(Dataset entries)
===============

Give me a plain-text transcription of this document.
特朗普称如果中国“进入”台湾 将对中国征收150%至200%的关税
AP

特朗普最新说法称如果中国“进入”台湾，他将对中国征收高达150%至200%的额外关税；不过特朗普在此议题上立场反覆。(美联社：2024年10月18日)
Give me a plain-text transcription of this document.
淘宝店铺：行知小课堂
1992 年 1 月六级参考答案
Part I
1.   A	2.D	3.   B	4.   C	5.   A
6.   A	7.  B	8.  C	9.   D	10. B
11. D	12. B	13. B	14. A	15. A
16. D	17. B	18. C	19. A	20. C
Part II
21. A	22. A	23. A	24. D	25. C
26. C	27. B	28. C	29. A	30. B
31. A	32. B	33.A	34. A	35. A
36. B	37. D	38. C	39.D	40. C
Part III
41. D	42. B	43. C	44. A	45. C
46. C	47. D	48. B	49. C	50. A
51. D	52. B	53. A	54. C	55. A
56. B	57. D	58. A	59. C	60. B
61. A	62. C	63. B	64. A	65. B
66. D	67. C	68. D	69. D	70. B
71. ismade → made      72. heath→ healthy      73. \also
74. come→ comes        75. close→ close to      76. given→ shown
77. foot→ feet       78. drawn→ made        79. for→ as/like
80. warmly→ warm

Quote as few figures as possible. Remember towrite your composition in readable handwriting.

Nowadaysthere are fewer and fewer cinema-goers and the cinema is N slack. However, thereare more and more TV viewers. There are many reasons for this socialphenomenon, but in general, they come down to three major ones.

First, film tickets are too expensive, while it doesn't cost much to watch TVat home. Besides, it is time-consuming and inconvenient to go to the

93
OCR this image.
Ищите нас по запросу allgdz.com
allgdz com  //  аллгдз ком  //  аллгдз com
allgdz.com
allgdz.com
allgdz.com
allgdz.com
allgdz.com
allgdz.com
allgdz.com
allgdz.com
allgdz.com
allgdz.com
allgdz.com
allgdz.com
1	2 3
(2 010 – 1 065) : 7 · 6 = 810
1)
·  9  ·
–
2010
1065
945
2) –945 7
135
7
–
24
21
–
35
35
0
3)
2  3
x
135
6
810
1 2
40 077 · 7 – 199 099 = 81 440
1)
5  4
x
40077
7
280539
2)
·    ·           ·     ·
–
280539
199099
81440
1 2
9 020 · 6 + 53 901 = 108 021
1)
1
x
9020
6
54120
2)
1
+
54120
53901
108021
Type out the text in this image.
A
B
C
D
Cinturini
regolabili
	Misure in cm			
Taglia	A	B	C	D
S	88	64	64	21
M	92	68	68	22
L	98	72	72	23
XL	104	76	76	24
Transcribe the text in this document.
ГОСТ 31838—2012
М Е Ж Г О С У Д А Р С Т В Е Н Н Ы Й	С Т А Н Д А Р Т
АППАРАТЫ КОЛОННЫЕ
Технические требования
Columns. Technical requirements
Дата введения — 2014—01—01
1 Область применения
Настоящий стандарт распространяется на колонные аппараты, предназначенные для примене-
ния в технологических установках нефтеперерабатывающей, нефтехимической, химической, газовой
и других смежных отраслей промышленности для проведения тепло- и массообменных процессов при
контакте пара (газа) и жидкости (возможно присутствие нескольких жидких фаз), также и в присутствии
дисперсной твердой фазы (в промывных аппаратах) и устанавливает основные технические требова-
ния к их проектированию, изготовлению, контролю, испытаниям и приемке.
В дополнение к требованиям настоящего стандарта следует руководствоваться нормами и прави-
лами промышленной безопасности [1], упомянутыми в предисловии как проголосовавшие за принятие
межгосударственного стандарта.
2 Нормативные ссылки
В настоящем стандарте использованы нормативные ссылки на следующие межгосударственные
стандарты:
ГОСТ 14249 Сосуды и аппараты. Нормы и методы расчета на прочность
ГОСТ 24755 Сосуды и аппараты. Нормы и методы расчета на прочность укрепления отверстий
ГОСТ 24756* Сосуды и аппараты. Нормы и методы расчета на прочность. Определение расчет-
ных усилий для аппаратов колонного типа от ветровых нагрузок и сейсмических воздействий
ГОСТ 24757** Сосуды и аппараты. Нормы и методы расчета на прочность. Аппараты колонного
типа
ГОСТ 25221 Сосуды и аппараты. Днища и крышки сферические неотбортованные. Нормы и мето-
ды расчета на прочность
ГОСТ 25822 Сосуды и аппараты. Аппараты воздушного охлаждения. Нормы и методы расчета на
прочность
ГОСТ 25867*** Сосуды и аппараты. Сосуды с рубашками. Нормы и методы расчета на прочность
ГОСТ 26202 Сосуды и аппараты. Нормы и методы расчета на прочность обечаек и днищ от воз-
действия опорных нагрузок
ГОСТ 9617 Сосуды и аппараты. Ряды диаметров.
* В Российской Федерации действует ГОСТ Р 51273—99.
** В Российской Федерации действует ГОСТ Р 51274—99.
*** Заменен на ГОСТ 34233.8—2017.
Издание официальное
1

===============

## PROBLEM TO SOLVE
Reproduce each record shown above without altering a single word.

## EXERCISE SOLUTION
Give me a plain-text transcription of this document.
特朗普称如果中国“进入”台湾 将对中国征收150%至200%的关税
AP

特朗普最新说法称如果中国“进入”台湾，他将对中国征收高达150%至200%的额外关税；不过特朗普在此议题上立场反覆。(美联社：2024年10月18日)
Give me a plain-text transcription of this document.
淘宝店铺：行知小课堂
1992 年 1 月六级参考答案
Part I
1.   A	2.D	3.   B	4.   C	5.   A
6.   A	7.  B	8.  C	9.   D	10. B
11. D	12. B	13. B	14. A	15. A
16. D	17. B	18. C	19. A	20. C
Part II
21. A	22. A	23. A	24. D	25. C
26. C	27. B	28. C	29. A	30. B
31. A	32. B	33.A	34. A	35. A
36. B	37. D	38. C	39.D	40. C
Part III
41. D	42. B	43. C	44. A	45. C
46. C	47. D	48. B	49. C	50. A
51. D	52. B	53. A	54. C	55. A
56. B	57. D	58. A	59. C	60. B
61. A	62. C	63. B	64. A	65. B
66. D	67. C	68. D	69. D	70. B
71. ismade → made      72. heath→ healthy      73. \also
74. come→ comes        75. close→ close to      76. given→ shown
77. foot→ feet       78. drawn→ made        79. for→ as/like
80. warmly→ warm

Quote as few figures as possible. Remember towrite your composition in readable handwriting.

Nowadaysthere are fewer and fewer cinema-goers and the cinema is N slack. However, thereare more and more TV viewers. There are many reasons for this socialphenomenon, but in general, they come down to three major ones.

First, film tickets are too expensive, while it doesn't cost much to watch TVat home. Besides, it is time-consuming and inconvenient to go to the

93
OCR this image.
Ищите нас по запросу allgdz.com
allgdz com  //  аллгдз ком  //  аллгдз com
allgdz.com
allgdz.com
allgdz.com
allgdz.com
allgdz.com
allgdz.com
allgdz.com
allgdz.com
allgdz.com
allgdz.com
allgdz.com
allgdz.com
1	2 3
(2 010 – 1 065) : 7 · 6 = 810
1)
·  9  ·
–
2010
1065
945
2) –945 7
135
7
–
24
21
–
35
35
0
3)
2  3
x
135
6
810
1 2
40 077 · 7 – 199 099 = 81 440
1)
5  4
x
40077
7
280539
2)
·    ·           ·     ·
–
280539
199099
81440
1 2
9 020 · 6 + 53 901 = 108 021
1)
1
x
9020
6
54120
2)
1
+
54120
53901
108021
Type out the text in this image.
A
B
C
D
Cinturini
regolabili
	Misure in cm			
Taglia	A	B	C	D
S	88	64	64	21
M	92	68	68	22
L	98	72	72	23
XL	104	76	76	24
Transcribe the text in this document.
ГОСТ 31838—2012
М Е Ж Г О С У Д А Р С Т В Е Н Н Ы Й	С Т А Н Д А Р Т
АППАРАТЫ КОЛОННЫЕ
Технические требования
Columns. Technical requirements
Дата введения — 2014—01—01
1 Область применения
Настоящий стандарт распространяется на колонные аппараты, предназначенные для примене-
ния в технологических установках нефтеперерабатывающей, нефтехимической, химической, газовой
и других смежных отраслей промышленности для проведения тепло- и массообменных процессов при
контакте пара (газа) и жидкости (возможно присутствие нескольких жидких фаз), также и в присутствии
дисперсной твердой фазы (в промывных аппаратах) и устанавливает основные технические требова-
ния к их проектированию, изготовлению, контролю, испытаниям и приемке.
В дополнение к требованиям настоящего стандарта следует руководствоваться нормами и прави-
лами промышленной безопасности [1], упомянутыми в предисловии как проголосовавшие за принятие
межгосударственного стандарта.
2 Нормативные ссылки
В настоящем стандарте использованы нормативные ссылки на следующие межгосударственные
стандарты:
ГОСТ 14249 Сосуды и аппараты. Нормы и методы расчета на прочность
ГОСТ 24755 Сосуды и аппараты. Нормы и методы расчета на прочность укрепления отверстий
ГОСТ 24756* Сосуды и аппараты. Нормы и методы расчета на прочность. Определение расчет-
ных усилий для аппаратов колонного типа от ветровых нагрузок и сейсмических воздействий
ГОСТ 24757** Сосуды и аппараты. Нормы и методы расчета на прочность. Аппараты колонного
типа
ГОСТ 25221 Сосуды и аппараты. Днища и крышки сферические неотбортованные. Нормы и мето-
ды расчета на прочность
ГОСТ 25822 Сосуды и аппараты. Аппараты воздушного охлаждения. Нормы и методы расчета на
прочность
ГОСТ 25867*** Сосуды и аппараты. Сосуды с рубашками. Нормы и методы расчета на прочность
ГОСТ 26202 Сосуды и аппараты. Нормы и методы расчета на прочность обечаек и днищ от воз-
действия опорных нагрузок
ГОСТ 9617 Сосуды и аппараты. Ряды диаметров.
* В Российской Федерации действует ГОСТ Р 51273—99.
** В Российской Федерации действует ГОСТ Р 51274—99.
*** Заменен на ГОСТ 34233.8—2017.
Издание официальное
1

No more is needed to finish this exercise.